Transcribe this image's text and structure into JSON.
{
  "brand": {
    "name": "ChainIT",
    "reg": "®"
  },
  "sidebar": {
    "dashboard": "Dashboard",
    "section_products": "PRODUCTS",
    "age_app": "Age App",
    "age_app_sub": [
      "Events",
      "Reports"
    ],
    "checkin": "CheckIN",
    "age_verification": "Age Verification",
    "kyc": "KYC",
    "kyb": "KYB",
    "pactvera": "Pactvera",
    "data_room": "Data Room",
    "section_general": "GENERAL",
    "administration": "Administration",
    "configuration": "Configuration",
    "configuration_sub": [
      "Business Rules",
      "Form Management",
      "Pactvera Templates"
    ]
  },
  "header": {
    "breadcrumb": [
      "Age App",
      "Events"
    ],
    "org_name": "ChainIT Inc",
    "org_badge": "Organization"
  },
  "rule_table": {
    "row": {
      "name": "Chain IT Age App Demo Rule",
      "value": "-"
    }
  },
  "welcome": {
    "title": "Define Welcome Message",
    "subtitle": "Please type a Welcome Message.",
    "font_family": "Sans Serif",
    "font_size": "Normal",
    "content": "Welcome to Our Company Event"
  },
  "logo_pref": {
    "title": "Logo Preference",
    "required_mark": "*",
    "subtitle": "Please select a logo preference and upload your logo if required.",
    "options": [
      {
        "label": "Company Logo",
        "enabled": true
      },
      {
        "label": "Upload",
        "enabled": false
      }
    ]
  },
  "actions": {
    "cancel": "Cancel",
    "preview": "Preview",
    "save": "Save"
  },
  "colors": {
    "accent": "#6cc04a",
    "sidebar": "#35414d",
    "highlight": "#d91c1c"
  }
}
================
▶ [WHAT TO WORK ON]
Return every record, word for word.

▶ [RESPONSE TO THE EXERCISE]
Transcribe this image's text and structure into JSON.
{
  "brand": {
    "name": "ChainIT",
    "reg": "®"
  },
  "sidebar": {
    "dashboard": "Dashboard",
    "section_products": "PRODUCTS",
    "age_app": "Age App",
    "age_app_sub": [
      "Events",
      "Reports"
    ],
    "checkin": "CheckIN",
    "age_verification": "Age Verification",
    "kyc": "KYC",
    "kyb": "KYB",
    "pactvera": "Pactvera",
    "data_room": "Data Room",
    "section_general": "GENERAL",
    "administration": "Administration",
    "configuration": "Configuration",
    "configuration_sub": [
      "Business Rules",
      "Form Management",
      "Pactvera Templates"
    ]
  },
  "header": {
    "breadcrumb": [
      "Age App",
      "Events"
    ],
    "org_name": "ChainIT Inc",
    "org_badge": "Organization"
  },
  "rule_table": {
    "row": {
      "name": "Chain IT Age App Demo Rule",
      "value": "-"
    }
  },
  "welcome": {
    "title": "Define Welcome Message",
    "subtitle": "Please type a Welcome Message.",
    "font_family": "Sans Serif",
    "font_size": "Normal",
    "content": "Welcome to Our Company Event"
  },
  "logo_pref": {
    "title": "Logo Preference",
    "required_mark": "*",
    "subtitle": "Please select a logo preference and upload your logo if required.",
    "options": [
      {
        "label": "Company Logo",
        "enabled": true
      },
      {
        "label": "Upload",
        "enabled": false
      }
    ]
  },
  "actions": {
    "cancel": "Cancel",
    "preview": "Preview",
    "save": "Save"
  },
  "colors": {
    "accent": "#6cc04a",
    "sidebar": "#35414d",
    "highlight": "#d91c1c"
  }
}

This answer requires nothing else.